(Items from a data source)
────────────────────

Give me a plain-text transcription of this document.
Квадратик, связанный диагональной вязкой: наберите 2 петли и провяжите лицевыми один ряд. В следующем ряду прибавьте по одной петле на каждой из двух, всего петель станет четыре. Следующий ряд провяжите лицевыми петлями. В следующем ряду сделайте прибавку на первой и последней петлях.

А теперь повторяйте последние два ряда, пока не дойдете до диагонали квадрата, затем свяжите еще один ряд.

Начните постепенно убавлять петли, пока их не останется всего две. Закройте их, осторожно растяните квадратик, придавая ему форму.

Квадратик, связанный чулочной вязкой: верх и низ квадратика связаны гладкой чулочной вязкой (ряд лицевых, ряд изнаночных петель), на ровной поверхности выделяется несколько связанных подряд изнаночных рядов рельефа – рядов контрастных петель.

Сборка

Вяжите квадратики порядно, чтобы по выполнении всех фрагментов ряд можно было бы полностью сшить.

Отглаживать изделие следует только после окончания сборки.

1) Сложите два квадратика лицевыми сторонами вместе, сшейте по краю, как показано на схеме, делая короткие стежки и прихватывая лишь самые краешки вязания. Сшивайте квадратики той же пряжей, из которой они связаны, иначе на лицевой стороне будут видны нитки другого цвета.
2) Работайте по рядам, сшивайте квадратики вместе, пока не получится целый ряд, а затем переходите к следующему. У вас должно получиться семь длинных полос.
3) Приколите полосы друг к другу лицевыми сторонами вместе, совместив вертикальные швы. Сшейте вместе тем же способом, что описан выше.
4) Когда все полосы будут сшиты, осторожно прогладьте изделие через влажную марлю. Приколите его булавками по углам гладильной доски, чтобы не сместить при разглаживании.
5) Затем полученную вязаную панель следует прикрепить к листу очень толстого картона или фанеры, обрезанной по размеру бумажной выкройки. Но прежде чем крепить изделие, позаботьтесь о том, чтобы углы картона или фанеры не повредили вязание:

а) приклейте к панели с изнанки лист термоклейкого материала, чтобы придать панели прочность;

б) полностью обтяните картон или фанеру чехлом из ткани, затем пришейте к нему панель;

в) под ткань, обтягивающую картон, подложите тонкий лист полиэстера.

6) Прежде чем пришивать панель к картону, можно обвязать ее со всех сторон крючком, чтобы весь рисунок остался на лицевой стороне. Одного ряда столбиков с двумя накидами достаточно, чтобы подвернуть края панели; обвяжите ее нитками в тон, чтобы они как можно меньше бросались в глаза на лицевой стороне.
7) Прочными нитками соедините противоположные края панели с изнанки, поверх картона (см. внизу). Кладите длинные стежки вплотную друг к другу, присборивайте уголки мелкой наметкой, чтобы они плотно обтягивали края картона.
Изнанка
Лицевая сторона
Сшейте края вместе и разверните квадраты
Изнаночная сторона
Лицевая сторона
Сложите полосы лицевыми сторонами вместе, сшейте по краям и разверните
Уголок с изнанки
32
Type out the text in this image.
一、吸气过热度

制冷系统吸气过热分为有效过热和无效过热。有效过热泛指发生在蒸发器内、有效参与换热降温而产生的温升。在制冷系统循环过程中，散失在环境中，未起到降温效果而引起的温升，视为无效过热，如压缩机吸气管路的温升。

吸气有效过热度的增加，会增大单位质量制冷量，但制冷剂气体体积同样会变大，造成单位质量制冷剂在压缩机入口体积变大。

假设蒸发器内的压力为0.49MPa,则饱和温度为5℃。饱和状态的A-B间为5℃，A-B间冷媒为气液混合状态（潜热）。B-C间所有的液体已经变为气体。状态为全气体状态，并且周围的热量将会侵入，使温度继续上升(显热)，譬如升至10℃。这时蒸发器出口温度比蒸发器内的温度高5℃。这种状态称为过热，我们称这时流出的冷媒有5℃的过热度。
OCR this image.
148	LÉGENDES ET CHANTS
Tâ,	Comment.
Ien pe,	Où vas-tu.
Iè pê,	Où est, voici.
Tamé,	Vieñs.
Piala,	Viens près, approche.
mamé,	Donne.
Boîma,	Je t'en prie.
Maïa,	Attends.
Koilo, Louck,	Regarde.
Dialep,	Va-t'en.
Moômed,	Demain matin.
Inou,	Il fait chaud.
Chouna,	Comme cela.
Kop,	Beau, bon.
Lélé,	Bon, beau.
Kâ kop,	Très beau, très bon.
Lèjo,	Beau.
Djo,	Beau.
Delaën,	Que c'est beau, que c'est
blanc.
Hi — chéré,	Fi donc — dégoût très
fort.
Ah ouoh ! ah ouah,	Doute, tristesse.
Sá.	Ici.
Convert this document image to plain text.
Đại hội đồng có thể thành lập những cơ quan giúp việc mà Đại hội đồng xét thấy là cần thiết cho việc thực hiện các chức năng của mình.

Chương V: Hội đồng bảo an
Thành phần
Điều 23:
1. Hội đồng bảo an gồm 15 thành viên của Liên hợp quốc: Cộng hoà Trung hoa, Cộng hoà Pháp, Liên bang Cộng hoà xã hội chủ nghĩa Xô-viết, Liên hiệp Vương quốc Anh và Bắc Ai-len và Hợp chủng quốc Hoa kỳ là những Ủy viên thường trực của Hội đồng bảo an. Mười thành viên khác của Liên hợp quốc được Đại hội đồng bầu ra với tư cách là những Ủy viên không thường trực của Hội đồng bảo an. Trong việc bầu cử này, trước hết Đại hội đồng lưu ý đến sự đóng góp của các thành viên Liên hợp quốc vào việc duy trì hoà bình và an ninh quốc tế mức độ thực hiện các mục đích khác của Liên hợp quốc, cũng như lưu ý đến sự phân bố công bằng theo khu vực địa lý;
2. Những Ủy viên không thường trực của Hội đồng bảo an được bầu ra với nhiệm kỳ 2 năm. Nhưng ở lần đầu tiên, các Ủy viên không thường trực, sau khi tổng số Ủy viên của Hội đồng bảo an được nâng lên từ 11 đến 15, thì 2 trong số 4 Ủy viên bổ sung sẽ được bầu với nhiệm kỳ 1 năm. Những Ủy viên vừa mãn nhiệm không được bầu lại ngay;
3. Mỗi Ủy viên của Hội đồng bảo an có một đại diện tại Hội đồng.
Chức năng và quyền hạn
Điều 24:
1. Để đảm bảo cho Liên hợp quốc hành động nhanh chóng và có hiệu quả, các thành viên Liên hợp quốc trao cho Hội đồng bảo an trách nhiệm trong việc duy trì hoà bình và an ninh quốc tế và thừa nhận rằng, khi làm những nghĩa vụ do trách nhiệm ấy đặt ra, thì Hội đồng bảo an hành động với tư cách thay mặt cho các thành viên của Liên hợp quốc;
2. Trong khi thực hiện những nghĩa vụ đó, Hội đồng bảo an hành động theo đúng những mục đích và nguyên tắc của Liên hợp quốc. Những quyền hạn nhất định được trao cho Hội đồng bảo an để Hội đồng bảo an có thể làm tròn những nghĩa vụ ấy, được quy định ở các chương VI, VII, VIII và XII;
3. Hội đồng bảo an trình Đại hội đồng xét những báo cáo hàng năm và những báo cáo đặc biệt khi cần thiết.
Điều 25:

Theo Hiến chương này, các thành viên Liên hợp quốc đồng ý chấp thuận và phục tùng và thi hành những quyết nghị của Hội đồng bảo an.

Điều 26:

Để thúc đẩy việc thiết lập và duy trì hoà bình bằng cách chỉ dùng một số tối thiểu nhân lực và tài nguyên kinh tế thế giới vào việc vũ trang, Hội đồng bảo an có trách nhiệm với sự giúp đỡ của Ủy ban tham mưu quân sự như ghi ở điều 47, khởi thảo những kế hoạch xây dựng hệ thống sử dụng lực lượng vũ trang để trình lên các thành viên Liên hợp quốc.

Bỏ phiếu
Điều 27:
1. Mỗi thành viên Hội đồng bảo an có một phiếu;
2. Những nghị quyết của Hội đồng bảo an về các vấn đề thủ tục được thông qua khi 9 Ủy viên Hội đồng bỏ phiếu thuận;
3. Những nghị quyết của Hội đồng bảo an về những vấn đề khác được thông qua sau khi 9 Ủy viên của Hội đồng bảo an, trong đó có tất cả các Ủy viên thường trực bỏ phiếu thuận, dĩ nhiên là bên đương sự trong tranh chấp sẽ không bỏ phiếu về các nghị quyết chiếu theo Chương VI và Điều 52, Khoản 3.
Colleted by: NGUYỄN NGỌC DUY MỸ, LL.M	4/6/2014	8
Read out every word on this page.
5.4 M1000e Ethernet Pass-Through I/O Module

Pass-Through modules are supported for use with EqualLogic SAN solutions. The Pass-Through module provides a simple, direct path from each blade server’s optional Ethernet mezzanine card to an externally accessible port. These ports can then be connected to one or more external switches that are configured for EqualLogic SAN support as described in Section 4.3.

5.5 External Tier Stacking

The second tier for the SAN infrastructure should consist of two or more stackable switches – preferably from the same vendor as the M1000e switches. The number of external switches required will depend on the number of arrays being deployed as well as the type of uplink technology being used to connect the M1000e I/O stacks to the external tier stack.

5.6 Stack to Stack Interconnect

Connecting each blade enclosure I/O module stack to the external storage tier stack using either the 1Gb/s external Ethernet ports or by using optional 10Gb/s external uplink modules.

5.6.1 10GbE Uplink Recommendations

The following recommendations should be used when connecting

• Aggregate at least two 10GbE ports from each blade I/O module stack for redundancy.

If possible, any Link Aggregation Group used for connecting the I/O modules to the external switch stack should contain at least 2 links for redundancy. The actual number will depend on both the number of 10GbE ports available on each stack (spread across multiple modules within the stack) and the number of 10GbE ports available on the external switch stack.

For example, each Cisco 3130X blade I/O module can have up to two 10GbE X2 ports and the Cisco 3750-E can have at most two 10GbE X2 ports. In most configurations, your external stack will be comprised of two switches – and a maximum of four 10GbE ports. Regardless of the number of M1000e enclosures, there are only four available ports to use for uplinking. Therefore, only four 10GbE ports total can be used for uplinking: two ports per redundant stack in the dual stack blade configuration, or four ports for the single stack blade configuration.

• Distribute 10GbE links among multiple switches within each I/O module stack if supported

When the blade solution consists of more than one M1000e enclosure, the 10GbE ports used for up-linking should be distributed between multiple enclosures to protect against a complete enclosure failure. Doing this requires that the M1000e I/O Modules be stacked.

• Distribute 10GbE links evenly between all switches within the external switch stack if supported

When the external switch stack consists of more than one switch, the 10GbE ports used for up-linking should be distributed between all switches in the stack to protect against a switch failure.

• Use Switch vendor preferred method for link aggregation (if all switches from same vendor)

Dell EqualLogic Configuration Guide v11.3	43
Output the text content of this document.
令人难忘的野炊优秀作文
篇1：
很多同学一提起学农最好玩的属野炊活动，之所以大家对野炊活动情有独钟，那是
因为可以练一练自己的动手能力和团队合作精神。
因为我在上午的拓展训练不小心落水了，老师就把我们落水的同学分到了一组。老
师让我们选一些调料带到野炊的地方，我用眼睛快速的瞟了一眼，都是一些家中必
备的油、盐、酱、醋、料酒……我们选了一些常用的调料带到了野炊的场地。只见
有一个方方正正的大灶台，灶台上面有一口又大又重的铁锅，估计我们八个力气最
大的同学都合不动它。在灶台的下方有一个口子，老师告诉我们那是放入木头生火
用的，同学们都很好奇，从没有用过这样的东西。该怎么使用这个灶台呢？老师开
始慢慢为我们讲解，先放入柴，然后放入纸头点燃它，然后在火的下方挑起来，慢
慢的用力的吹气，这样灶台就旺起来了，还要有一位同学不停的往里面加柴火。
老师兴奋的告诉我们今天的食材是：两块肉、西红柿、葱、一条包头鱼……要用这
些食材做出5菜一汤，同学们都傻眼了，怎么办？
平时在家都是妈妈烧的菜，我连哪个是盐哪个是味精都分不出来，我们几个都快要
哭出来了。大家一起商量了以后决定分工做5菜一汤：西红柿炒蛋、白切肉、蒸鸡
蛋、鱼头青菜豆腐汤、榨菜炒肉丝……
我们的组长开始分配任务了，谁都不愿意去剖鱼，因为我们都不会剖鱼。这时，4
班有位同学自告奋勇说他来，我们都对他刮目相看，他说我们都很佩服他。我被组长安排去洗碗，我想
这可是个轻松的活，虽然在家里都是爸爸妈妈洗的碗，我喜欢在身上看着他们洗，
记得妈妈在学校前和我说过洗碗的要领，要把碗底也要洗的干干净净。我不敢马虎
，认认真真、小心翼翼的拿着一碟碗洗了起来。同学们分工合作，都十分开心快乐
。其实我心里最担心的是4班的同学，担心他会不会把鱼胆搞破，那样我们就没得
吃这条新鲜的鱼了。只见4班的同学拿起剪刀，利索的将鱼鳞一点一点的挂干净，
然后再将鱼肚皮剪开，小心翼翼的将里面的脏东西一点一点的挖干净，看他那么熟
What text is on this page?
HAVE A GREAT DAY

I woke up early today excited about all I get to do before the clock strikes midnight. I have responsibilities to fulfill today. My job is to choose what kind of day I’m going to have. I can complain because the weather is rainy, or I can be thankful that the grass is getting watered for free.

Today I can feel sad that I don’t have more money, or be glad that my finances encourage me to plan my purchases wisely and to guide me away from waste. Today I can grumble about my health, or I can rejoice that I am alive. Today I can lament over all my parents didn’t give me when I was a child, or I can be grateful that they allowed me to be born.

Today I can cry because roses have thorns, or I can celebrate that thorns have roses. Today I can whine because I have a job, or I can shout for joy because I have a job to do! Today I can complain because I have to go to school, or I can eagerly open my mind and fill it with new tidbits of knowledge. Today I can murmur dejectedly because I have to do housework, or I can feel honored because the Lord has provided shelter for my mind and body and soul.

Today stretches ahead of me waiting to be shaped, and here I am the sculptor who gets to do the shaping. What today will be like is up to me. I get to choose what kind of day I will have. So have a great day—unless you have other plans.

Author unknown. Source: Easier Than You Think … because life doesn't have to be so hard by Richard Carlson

────────────────────

Go through the lines above. Select every one that has the string "разверните".

Solution:
Сшейте края вместе и разверните квадраты
Сложите полосы лицевыми сторонами вместе, сшейте по краям и разверните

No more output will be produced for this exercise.